=== What needs to be done ===
A line counts if it contains the word "plusieurs" at least once. State how many such lines the records contain, giving the number alone.

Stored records
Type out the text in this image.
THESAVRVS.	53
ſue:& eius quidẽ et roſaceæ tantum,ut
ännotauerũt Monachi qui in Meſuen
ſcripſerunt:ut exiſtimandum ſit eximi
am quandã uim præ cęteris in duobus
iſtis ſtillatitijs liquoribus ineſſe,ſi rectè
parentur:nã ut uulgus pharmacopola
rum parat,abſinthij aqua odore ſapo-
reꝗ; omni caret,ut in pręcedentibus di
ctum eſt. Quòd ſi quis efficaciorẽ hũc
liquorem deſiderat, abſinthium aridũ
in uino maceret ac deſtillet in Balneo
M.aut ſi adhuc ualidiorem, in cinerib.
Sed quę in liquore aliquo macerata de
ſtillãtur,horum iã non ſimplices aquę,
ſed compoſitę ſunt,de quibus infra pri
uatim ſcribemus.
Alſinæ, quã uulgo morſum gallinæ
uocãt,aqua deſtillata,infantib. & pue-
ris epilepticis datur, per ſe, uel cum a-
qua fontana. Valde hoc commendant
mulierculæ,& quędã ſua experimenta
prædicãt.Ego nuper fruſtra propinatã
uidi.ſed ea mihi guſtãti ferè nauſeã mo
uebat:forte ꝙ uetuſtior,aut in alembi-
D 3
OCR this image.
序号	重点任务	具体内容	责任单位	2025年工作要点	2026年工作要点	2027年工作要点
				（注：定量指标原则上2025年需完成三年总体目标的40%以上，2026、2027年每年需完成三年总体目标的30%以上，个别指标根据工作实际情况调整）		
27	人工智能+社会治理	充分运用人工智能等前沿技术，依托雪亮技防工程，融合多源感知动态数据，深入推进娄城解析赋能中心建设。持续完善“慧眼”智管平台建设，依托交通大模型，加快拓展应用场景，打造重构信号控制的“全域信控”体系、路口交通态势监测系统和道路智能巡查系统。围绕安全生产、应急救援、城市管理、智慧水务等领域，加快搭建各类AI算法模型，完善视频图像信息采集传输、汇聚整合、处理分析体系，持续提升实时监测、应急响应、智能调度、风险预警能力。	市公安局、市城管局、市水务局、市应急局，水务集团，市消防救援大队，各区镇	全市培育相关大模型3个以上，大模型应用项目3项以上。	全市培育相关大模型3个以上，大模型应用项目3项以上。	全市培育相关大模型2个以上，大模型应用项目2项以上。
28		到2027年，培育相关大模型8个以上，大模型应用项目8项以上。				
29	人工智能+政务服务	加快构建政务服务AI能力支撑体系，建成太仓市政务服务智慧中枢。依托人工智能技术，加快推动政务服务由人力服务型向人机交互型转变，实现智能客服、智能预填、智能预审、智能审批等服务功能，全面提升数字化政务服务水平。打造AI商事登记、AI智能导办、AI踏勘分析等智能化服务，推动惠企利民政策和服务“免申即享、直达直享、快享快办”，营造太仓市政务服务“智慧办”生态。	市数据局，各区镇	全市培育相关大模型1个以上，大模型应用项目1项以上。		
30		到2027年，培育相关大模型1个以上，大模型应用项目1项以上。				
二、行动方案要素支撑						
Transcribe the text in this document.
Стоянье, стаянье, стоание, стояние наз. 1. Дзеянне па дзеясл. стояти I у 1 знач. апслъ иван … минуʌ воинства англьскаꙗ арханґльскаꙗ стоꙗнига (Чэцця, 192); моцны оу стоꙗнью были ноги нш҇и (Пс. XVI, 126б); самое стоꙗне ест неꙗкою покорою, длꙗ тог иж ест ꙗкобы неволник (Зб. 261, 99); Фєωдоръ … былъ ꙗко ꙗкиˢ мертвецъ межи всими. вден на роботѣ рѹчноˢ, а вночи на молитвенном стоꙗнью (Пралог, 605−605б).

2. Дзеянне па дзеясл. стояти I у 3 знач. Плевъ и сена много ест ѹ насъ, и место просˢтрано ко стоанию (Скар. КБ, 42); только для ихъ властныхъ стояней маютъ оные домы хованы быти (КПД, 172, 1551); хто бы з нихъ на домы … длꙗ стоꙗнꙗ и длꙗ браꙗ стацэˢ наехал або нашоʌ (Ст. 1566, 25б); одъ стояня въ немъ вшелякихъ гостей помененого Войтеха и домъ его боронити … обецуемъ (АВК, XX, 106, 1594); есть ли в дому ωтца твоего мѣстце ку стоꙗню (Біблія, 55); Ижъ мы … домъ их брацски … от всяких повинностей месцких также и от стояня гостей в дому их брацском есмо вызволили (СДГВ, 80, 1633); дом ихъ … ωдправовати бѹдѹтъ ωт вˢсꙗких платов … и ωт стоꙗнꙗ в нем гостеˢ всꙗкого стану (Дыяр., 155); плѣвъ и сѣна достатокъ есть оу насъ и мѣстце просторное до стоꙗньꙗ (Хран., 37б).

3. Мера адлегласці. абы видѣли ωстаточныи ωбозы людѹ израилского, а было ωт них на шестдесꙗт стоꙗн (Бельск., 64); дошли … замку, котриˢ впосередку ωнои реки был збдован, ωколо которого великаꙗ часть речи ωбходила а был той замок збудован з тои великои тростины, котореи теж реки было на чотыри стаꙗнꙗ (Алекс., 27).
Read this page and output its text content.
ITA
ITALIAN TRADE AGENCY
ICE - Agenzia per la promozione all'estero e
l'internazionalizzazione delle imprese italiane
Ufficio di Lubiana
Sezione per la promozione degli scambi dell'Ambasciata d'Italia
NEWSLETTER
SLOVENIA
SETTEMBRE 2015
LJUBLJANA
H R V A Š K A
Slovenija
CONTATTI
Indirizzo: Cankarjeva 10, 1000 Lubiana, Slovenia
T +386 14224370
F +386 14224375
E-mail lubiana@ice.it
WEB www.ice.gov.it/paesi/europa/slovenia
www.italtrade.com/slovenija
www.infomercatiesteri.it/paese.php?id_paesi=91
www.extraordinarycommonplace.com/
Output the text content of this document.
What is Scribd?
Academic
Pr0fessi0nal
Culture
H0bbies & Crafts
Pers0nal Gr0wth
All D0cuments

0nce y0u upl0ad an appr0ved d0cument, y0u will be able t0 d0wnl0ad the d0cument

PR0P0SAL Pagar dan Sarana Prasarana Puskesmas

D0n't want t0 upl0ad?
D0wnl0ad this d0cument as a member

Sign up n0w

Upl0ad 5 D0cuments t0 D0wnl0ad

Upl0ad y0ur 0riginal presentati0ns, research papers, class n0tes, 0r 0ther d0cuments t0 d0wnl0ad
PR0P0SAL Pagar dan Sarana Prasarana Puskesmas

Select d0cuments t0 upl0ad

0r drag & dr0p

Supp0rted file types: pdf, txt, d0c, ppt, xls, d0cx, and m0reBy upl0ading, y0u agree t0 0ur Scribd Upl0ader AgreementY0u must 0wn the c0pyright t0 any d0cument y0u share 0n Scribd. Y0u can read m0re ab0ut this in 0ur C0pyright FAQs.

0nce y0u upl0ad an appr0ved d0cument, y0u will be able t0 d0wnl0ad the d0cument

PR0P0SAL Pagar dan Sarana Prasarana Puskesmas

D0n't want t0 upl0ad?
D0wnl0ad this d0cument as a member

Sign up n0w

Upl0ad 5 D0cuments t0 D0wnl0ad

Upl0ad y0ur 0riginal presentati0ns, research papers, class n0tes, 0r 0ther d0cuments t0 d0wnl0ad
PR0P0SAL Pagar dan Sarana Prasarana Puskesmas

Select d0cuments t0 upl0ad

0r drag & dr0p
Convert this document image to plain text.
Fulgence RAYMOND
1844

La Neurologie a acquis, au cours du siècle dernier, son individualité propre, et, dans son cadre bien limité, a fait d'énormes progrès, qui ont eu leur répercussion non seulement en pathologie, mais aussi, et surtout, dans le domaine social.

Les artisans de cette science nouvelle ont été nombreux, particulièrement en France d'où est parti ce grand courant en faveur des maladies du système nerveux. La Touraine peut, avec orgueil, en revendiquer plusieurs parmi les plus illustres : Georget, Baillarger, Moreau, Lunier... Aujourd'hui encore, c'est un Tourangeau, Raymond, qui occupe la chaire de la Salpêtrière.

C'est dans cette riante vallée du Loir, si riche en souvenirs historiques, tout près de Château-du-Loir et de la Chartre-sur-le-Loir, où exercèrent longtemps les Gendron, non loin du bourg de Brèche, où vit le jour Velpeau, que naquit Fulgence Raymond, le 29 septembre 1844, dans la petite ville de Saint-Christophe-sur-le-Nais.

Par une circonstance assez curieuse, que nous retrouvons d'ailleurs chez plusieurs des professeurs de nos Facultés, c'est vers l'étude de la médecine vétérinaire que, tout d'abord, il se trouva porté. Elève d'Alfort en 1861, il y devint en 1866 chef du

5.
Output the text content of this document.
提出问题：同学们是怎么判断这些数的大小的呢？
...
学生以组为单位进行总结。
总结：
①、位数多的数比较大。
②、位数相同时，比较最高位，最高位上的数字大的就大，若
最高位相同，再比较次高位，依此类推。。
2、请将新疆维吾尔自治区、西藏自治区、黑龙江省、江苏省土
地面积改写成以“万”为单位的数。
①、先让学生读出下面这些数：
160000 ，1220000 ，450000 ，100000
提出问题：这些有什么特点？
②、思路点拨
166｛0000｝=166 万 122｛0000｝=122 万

=== Exercise answer ===
2